— start —
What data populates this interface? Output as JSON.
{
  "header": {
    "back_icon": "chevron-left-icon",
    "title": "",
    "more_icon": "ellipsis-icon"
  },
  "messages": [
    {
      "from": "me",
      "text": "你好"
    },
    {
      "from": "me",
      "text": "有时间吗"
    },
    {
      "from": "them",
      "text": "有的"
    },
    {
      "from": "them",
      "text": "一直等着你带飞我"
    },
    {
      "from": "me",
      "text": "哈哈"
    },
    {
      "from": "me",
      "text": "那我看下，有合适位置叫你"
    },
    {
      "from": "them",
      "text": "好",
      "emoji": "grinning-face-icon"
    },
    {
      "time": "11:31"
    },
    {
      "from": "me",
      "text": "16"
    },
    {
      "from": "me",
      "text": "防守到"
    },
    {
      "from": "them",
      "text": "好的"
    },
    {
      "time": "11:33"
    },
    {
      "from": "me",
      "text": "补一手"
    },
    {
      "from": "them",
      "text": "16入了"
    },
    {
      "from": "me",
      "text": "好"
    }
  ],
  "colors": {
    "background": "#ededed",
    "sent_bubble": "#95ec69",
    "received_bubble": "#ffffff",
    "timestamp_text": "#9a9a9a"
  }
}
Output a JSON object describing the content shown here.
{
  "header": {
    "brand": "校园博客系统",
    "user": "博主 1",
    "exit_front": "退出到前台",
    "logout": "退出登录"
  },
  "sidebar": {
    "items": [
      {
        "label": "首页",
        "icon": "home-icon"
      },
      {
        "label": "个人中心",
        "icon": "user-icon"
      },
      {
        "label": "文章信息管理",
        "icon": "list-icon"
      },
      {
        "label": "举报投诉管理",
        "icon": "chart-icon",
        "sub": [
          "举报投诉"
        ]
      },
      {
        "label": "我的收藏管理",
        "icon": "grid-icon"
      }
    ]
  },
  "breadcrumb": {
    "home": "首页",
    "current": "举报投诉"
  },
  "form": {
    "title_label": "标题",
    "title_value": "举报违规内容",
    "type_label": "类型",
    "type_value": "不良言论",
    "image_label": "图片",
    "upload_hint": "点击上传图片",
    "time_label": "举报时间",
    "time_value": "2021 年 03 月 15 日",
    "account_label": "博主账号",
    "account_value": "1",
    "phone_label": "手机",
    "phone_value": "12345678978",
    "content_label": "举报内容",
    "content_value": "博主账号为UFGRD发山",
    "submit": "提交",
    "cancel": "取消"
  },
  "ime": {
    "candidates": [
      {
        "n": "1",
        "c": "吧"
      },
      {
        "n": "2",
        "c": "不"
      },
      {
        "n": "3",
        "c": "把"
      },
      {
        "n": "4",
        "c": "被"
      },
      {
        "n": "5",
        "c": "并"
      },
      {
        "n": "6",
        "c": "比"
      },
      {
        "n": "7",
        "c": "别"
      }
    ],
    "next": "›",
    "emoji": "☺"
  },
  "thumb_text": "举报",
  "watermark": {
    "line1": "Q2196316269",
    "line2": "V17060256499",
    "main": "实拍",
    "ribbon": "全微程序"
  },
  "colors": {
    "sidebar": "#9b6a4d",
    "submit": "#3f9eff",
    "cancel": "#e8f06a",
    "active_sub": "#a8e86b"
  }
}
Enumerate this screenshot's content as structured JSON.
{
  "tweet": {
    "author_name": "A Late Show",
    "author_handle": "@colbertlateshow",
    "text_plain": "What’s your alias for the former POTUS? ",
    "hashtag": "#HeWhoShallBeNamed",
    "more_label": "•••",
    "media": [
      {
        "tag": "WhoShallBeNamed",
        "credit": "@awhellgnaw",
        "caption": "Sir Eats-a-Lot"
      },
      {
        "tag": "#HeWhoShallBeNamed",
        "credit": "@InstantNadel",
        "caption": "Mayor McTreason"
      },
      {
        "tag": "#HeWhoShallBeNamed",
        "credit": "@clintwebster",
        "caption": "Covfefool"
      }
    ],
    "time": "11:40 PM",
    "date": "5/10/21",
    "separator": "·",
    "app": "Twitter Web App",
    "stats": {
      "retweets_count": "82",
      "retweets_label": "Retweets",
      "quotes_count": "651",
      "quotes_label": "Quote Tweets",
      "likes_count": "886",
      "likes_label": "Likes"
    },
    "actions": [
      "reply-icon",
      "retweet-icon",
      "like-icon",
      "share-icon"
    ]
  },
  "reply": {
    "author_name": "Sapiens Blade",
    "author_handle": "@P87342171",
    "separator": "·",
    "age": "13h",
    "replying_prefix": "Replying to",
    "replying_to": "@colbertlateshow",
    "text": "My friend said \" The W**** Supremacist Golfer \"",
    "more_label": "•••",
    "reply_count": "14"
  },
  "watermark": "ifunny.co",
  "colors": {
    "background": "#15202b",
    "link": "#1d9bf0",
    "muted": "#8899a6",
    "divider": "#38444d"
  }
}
— end —
→ **DIRECTIVE**
Output an exact copy of each record.

→ **WRITTEN REPLY**
What data populates this interface? Output as JSON.
{
  "header": {
    "back_icon": "chevron-left-icon",
    "title": "",
    "more_icon": "ellipsis-icon"
  },
  "messages": [
    {
      "from": "me",
      "text": "你好"
    },
    {
      "from": "me",
      "text": "有时间吗"
    },
    {
      "from": "them",
      "text": "有的"
    },
    {
      "from": "them",
      "text": "一直等着你带飞我"
    },
    {
      "from": "me",
      "text": "哈哈"
    },
    {
      "from": "me",
      "text": "那我看下，有合适位置叫你"
    },
    {
      "from": "them",
      "text": "好",
      "emoji": "grinning-face-icon"
    },
    {
      "time": "11:31"
    },
    {
      "from": "me",
      "text": "16"
    },
    {
      "from": "me",
      "text": "防守到"
    },
    {
      "from": "them",
      "text": "好的"
    },
    {
      "time": "11:33"
    },
    {
      "from": "me",
      "text": "补一手"
    },
    {
      "from": "them",
      "text": "16入了"
    },
    {
      "from": "me",
      "text": "好"
    }
  ],
  "colors": {
    "background": "#ededed",
    "sent_bubble": "#95ec69",
    "received_bubble": "#ffffff",
    "timestamp_text": "#9a9a9a"
  }
}
Output a JSON object describing the content shown here.
{
  "header": {
    "brand": "校园博客系统",
    "user": "博主 1",
    "exit_front": "退出到前台",
    "logout": "退出登录"
  },
  "sidebar": {
    "items": [
      {
        "label": "首页",
        "icon": "home-icon"
      },
      {
        "label": "个人中心",
        "icon": "user-icon"
      },
      {
        "label": "文章信息管理",
        "icon": "list-icon"
      },
      {
        "label": "举报投诉管理",
        "icon": "chart-icon",
        "sub": [
          "举报投诉"
        ]
      },
      {
        "label": "我的收藏管理",
        "icon": "grid-icon"
      }
    ]
  },
  "breadcrumb": {
    "home": "首页",
    "current": "举报投诉"
  },
  "form": {
    "title_label": "标题",
    "title_value": "举报违规内容",
    "type_label": "类型",
    "type_value": "不良言论",
    "image_label": "图片",
    "upload_hint": "点击上传图片",
    "time_label": "举报时间",
    "time_value": "2021 年 03 月 15 日",
    "account_label": "博主账号",
    "account_value": "1",
    "phone_label": "手机",
    "phone_value": "12345678978",
    "content_label": "举报内容",
    "content_value": "博主账号为UFGRD发山",
    "submit": "提交",
    "cancel": "取消"
  },
  "ime": {
    "candidates": [
      {
        "n": "1",
        "c": "吧"
      },
      {
        "n": "2",
        "c": "不"
      },
      {
        "n": "3",
        "c": "把"
      },
      {
        "n": "4",
        "c": "被"
      },
      {
        "n": "5",
        "c": "并"
      },
      {
        "n": "6",
        "c": "比"
      },
      {
        "n": "7",
        "c": "别"
      }
    ],
    "next": "›",
    "emoji": "☺"
  },
  "thumb_text": "举报",
  "watermark": {
    "line1": "Q2196316269",
    "line2": "V17060256499",
    "main": "实拍",
    "ribbon": "全微程序"
  },
  "colors": {
    "sidebar": "#9b6a4d",
    "submit": "#3f9eff",
    "cancel": "#e8f06a",
    "active_sub": "#a8e86b"
  }
}
Enumerate this screenshot's content as structured JSON.
{
  "tweet": {
    "author_name": "A Late Show",
    "author_handle": "@colbertlateshow",
    "text_plain": "What’s your alias for the former POTUS? ",
    "hashtag": "#HeWhoShallBeNamed",
    "more_label": "•••",
    "media": [
      {
        "tag": "WhoShallBeNamed",
        "credit": "@awhellgnaw",
        "caption": "Sir Eats-a-Lot"
      },
      {
        "tag": "#HeWhoShallBeNamed",
        "credit": "@InstantNadel",
        "caption": "Mayor McTreason"
      },
      {
        "tag": "#HeWhoShallBeNamed",
        "credit": "@clintwebster",
        "caption": "Covfefool"
      }
    ],
    "time": "11:40 PM",
    "date": "5/10/21",
    "separator": "·",
    "app": "Twitter Web App",
    "stats": {
      "retweets_count": "82",
      "retweets_label": "Retweets",
      "quotes_count": "651",
      "quotes_label": "Quote Tweets",
      "likes_count": "886",
      "likes_label": "Likes"
    },
    "actions": [
      "reply-icon",
      "retweet-icon",
      "like-icon",
      "share-icon"
    ]
  },
  "reply": {
    "author_name": "Sapiens Blade",
    "author_handle": "@P87342171",
    "separator": "·",
    "age": "13h",
    "replying_prefix": "Replying to",
    "replying_to": "@colbertlateshow",
    "text": "My friend said \" The W**** Supremacist Golfer \"",
    "more_label": "•••",
    "reply_count": "14"
  },
  "watermark": "ifunny.co",
  "colors": {
    "background": "#15202b",
    "link": "#1d9bf0",
    "muted": "#8899a6",
    "divider": "#38444d"
  }
}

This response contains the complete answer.